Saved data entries
'''

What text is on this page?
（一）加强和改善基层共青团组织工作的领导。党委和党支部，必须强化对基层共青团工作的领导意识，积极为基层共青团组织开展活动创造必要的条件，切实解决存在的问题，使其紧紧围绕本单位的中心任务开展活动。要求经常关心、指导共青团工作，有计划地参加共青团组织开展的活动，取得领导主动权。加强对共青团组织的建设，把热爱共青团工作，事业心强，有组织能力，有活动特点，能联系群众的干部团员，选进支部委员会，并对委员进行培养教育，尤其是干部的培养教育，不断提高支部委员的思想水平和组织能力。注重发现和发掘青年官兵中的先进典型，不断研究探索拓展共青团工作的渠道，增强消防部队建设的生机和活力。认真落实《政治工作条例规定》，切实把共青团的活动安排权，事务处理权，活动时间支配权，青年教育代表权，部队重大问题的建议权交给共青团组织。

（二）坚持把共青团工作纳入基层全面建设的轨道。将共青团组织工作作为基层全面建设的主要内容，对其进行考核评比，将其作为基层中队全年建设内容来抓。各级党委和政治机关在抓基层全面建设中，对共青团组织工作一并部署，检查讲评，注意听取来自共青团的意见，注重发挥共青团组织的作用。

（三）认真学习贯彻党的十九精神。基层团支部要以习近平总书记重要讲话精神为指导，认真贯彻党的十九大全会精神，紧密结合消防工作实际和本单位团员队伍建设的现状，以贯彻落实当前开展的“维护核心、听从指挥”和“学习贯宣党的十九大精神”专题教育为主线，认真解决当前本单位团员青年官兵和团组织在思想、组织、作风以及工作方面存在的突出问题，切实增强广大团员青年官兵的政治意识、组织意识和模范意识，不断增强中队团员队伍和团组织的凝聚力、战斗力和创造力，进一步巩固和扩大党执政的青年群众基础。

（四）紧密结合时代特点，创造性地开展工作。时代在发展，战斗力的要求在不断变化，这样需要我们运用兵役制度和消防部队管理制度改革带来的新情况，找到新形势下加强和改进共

'''

### What needs to be done:
Copy out every entry again, exactly as it was given.

### Full solution:
What text is on this page?
（一）加强和改善基层共青团组织工作的领导。党委和党支部，必须强化对基层共青团工作的领导意识，积极为基层共青团组织开展活动创造必要的条件，切实解决存在的问题，使其紧紧围绕本单位的中心任务开展活动。要求经常关心、指导共青团工作，有计划地参加共青团组织开展的活动，取得领导主动权。加强对共青团组织的建设，把热爱共青团工作，事业心强，有组织能力，有活动特点，能联系群众的干部团员，选进支部委员会，并对委员进行培养教育，尤其是干部的培养教育，不断提高支部委员的思想水平和组织能力。注重发现和发掘青年官兵中的先进典型，不断研究探索拓展共青团工作的渠道，增强消防部队建设的生机和活力。认真落实《政治工作条例规定》，切实把共青团的活动安排权，事务处理权，活动时间支配权，青年教育代表权，部队重大问题的建议权交给共青团组织。

（二）坚持把共青团工作纳入基层全面建设的轨道。将共青团组织工作作为基层全面建设的主要内容，对其进行考核评比，将其作为基层中队全年建设内容来抓。各级党委和政治机关在抓基层全面建设中，对共青团组织工作一并部署，检查讲评，注意听取来自共青团的意见，注重发挥共青团组织的作用。

（三）认真学习贯彻党的十九精神。基层团支部要以习近平总书记重要讲话精神为指导，认真贯彻党的十九大全会精神，紧密结合消防工作实际和本单位团员队伍建设的现状，以贯彻落实当前开展的“维护核心、听从指挥”和“学习贯宣党的十九大精神”专题教育为主线，认真解决当前本单位团员青年官兵和团组织在思想、组织、作风以及工作方面存在的突出问题，切实增强广大团员青年官兵的政治意识、组织意识和模范意识，不断增强中队团员队伍和团组织的凝聚力、战斗力和创造力，进一步巩固和扩大党执政的青年群众基础。

（四）紧密结合时代特点，创造性地开展工作。时代在发展，战斗力的要求在不断变化，这样需要我们运用兵役制度和消防部队管理制度改革带来的新情况，找到新形势下加强和改进共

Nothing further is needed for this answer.